SET TASK> In full and without deviation, write out the entries that follow.

SUPPLIED MATERIAL>

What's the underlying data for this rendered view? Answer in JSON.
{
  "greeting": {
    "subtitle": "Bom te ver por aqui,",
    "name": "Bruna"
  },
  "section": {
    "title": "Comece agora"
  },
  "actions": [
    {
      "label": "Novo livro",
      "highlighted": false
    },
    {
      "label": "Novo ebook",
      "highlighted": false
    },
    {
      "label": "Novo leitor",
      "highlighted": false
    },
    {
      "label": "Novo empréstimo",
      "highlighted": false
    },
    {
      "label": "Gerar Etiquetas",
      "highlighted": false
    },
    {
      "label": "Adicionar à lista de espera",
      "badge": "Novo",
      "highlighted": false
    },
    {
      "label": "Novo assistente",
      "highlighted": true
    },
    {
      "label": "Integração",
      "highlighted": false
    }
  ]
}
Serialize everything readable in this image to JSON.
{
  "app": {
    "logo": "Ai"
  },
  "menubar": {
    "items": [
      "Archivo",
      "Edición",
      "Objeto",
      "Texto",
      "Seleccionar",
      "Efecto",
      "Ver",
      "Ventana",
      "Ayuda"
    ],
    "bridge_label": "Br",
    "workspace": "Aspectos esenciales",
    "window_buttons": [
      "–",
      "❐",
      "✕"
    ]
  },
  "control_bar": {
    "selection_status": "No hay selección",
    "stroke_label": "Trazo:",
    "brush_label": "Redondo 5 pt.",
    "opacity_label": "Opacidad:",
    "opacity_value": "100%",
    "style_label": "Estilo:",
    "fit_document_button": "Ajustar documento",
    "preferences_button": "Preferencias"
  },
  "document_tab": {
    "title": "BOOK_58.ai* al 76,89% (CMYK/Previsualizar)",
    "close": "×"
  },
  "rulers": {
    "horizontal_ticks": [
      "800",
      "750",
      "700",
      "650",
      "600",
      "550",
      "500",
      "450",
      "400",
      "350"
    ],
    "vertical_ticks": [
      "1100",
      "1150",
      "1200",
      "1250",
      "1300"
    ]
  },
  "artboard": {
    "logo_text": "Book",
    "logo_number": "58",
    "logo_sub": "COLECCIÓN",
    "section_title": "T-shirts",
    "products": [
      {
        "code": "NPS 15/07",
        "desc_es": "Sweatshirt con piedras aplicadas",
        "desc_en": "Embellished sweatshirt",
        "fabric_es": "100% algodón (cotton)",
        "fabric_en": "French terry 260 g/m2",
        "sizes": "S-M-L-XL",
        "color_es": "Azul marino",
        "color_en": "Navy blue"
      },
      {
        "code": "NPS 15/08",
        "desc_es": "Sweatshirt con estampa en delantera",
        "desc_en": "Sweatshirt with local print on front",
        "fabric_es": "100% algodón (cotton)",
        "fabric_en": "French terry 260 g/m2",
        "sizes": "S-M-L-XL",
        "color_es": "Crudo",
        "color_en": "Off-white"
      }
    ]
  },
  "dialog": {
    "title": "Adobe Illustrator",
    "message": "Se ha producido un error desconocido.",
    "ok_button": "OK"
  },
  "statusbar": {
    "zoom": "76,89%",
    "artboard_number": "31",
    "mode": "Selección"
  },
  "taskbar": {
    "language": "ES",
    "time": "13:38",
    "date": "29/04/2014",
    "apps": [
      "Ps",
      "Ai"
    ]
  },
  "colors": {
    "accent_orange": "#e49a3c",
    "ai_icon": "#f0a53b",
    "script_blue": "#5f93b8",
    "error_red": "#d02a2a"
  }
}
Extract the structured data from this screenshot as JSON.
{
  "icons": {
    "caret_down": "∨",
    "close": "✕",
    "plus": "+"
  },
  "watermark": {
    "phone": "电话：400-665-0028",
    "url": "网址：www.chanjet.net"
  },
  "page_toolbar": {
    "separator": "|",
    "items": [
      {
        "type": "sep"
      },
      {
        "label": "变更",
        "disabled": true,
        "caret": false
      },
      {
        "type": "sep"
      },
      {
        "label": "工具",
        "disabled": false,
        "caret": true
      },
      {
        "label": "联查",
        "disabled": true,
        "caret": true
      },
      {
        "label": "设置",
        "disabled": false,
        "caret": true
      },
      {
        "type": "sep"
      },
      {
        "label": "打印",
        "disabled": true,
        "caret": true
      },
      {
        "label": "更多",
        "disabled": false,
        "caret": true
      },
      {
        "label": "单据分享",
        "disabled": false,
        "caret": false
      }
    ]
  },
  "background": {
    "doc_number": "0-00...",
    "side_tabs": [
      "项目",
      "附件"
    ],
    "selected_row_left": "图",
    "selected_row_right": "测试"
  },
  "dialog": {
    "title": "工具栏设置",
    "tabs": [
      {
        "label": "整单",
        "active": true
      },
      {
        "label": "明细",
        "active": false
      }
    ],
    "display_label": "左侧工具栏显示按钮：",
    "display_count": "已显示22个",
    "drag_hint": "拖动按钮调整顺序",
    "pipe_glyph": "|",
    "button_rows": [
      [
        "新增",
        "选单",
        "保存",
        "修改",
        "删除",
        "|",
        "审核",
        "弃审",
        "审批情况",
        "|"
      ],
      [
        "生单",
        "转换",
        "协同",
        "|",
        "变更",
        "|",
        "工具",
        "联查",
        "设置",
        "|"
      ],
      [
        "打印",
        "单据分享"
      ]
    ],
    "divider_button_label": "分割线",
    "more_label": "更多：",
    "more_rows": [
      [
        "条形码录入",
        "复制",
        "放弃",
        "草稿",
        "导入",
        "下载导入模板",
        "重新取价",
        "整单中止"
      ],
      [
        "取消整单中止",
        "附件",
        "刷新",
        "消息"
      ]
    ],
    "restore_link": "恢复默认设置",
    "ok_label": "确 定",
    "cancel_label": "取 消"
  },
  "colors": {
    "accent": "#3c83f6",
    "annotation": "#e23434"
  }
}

RESULT FOR THIS TASK>
What's the underlying data for this rendered view? Answer in JSON.
{
  "greeting": {
    "subtitle": "Bom te ver por aqui,",
    "name": "Bruna"
  },
  "section": {
    "title": "Comece agora"
  },
  "actions": [
    {
      "label": "Novo livro",
      "highlighted": false
    },
    {
      "label": "Novo ebook",
      "highlighted": false
    },
    {
      "label": "Novo leitor",
      "highlighted": false
    },
    {
      "label": "Novo empréstimo",
      "highlighted": false
    },
    {
      "label": "Gerar Etiquetas",
      "highlighted": false
    },
    {
      "label": "Adicionar à lista de espera",
      "badge": "Novo",
      "highlighted": false
    },
    {
      "label": "Novo assistente",
      "highlighted": true
    },
    {
      "label": "Integração",
      "highlighted": false
    }
  ]
}
Serialize everything readable in this image to JSON.
{
  "app": {
    "logo": "Ai"
  },
  "menubar": {
    "items": [
      "Archivo",
      "Edición",
      "Objeto",
      "Texto",
      "Seleccionar",
      "Efecto",
      "Ver",
      "Ventana",
      "Ayuda"
    ],
    "bridge_label": "Br",
    "workspace": "Aspectos esenciales",
    "window_buttons": [
      "–",
      "❐",
      "✕"
    ]
  },
  "control_bar": {
    "selection_status": "No hay selección",
    "stroke_label": "Trazo:",
    "brush_label": "Redondo 5 pt.",
    "opacity_label": "Opacidad:",
    "opacity_value": "100%",
    "style_label": "Estilo:",
    "fit_document_button": "Ajustar documento",
    "preferences_button": "Preferencias"
  },
  "document_tab": {
    "title": "BOOK_58.ai* al 76,89% (CMYK/Previsualizar)",
    "close": "×"
  },
  "rulers": {
    "horizontal_ticks": [
      "800",
      "750",
      "700",
      "650",
      "600",
      "550",
      "500",
      "450",
      "400",
      "350"
    ],
    "vertical_ticks": [
      "1100",
      "1150",
      "1200",
      "1250",
      "1300"
    ]
  },
  "artboard": {
    "logo_text": "Book",
    "logo_number": "58",
    "logo_sub": "COLECCIÓN",
    "section_title": "T-shirts",
    "products": [
      {
        "code": "NPS 15/07",
        "desc_es": "Sweatshirt con piedras aplicadas",
        "desc_en": "Embellished sweatshirt",
        "fabric_es": "100% algodón (cotton)",
        "fabric_en": "French terry 260 g/m2",
        "sizes": "S-M-L-XL",
        "color_es": "Azul marino",
        "color_en": "Navy blue"
      },
      {
        "code": "NPS 15/08",
        "desc_es": "Sweatshirt con estampa en delantera",
        "desc_en": "Sweatshirt with local print on front",
        "fabric_es": "100% algodón (cotton)",
        "fabric_en": "French terry 260 g/m2",
        "sizes": "S-M-L-XL",
        "color_es": "Crudo",
        "color_en": "Off-white"
      }
    ]
  },
  "dialog": {
    "title": "Adobe Illustrator",
    "message": "Se ha producido un error desconocido.",
    "ok_button": "OK"
  },
  "statusbar": {
    "zoom": "76,89%",
    "artboard_number": "31",
    "mode": "Selección"
  },
  "taskbar": {
    "language": "ES",
    "time": "13:38",
    "date": "29/04/2014",
    "apps": [
      "Ps",
      "Ai"
    ]
  },
  "colors": {
    "accent_orange": "#e49a3c",
    "ai_icon": "#f0a53b",
    "script_blue": "#5f93b8",
    "error_red": "#d02a2a"
  }
}
Extract the structured data from this screenshot as JSON.
{
  "icons": {
    "caret_down": "∨",
    "close": "✕",
    "plus": "+"
  },
  "watermark": {
    "phone": "电话：400-665-0028",
    "url": "网址：www.chanjet.net"
  },
  "page_toolbar": {
    "separator": "|",
    "items": [
      {
        "type": "sep"
      },
      {
        "label": "变更",
        "disabled": true,
        "caret": false
      },
      {
        "type": "sep"
      },
      {
        "label": "工具",
        "disabled": false,
        "caret": true
      },
      {
        "label": "联查",
        "disabled": true,
        "caret": true
      },
      {
        "label": "设置",
        "disabled": false,
        "caret": true
      },
      {
        "type": "sep"
      },
      {
        "label": "打印",
        "disabled": true,
        "caret": true
      },
      {
        "label": "更多",
        "disabled": false,
        "caret": true
      },
      {
        "label": "单据分享",
        "disabled": false,
        "caret": false
      }
    ]
  },
  "background": {
    "doc_number": "0-00...",
    "side_tabs": [
      "项目",
      "附件"
    ],
    "selected_row_left": "图",
    "selected_row_right": "测试"
  },
  "dialog": {
    "title": "工具栏设置",
    "tabs": [
      {
        "label": "整单",
        "active": true
      },
      {
        "label": "明细",
        "active": false
      }
    ],
    "display_label": "左侧工具栏显示按钮：",
    "display_count": "已显示22个",
    "drag_hint": "拖动按钮调整顺序",
    "pipe_glyph": "|",
    "button_rows": [
      [
        "新增",
        "选单",
        "保存",
        "修改",
        "删除",
        "|",
        "审核",
        "弃审",
        "审批情况",
        "|"
      ],
      [
        "生单",
        "转换",
        "协同",
        "|",
        "变更",
        "|",
        "工具",
        "联查",
        "设置",
        "|"
      ],
      [
        "打印",
        "单据分享"
      ]
    ],
    "divider_button_label": "分割线",
    "more_label": "更多：",
    "more_rows": [
      [
        "条形码录入",
        "复制",
        "放弃",
        "草稿",
        "导入",
        "下载导入模板",
        "重新取价",
        "整单中止"
      ],
      [
        "取消整单中止",
        "附件",
        "刷新",
        "消息"
      ]
    ],
    "restore_link": "恢复默认设置",
    "ok_label": "确 定",
    "cancel_label": "取 消"
  },
  "colors": {
    "accent": "#3c83f6",
    "annotation": "#e23434"
  }
}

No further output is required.